**AIM**: The data must be returned in full and exactly as given.

»»

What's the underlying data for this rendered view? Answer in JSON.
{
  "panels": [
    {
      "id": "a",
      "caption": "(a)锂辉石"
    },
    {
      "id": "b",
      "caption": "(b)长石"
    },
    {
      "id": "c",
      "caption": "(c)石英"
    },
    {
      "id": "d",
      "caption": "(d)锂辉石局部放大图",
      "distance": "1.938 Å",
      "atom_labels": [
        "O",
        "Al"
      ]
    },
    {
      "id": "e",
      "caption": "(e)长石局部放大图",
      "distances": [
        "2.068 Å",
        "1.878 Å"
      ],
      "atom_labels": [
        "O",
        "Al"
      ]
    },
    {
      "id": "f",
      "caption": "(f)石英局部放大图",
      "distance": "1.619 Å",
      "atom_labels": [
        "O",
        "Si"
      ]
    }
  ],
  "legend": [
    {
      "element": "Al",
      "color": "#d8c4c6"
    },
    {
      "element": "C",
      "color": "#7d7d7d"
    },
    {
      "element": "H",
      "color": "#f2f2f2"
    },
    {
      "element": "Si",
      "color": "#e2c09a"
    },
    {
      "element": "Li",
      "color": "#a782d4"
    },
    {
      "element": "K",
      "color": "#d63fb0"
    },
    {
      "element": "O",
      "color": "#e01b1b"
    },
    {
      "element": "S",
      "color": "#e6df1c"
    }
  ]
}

««

**EXERCISE ANSWER**:
What's the underlying data for this rendered view? Answer in JSON.
{
  "panels": [
    {
      "id": "a",
      "caption": "(a)锂辉石"
    },
    {
      "id": "b",
      "caption": "(b)长石"
    },
    {
      "id": "c",
      "caption": "(c)石英"
    },
    {
      "id": "d",
      "caption": "(d)锂辉石局部放大图",
      "distance": "1.938 Å",
      "atom_labels": [
        "O",
        "Al"
      ]
    },
    {
      "id": "e",
      "caption": "(e)长石局部放大图",
      "distances": [
        "2.068 Å",
        "1.878 Å"
      ],
      "atom_labels": [
        "O",
        "Al"
      ]
    },
    {
      "id": "f",
      "caption": "(f)石英局部放大图",
      "distance": "1.619 Å",
      "atom_labels": [
        "O",
        "Si"
      ]
    }
  ],
  "legend": [
    {
      "element": "Al",
      "color": "#d8c4c6"
    },
    {
      "element": "C",
      "color": "#7d7d7d"
    },
    {
      "element": "H",
      "color": "#f2f2f2"
    },
    {
      "element": "Si",
      "color": "#e2c09a"
    },
    {
      "element": "Li",
      "color": "#a782d4"
    },
    {
      "element": "K",
      "color": "#d63fb0"
    },
    {
      "element": "O",
      "color": "#e01b1b"
    },
    {
      "element": "S",
      "color": "#e6df1c"
    }
  ]
}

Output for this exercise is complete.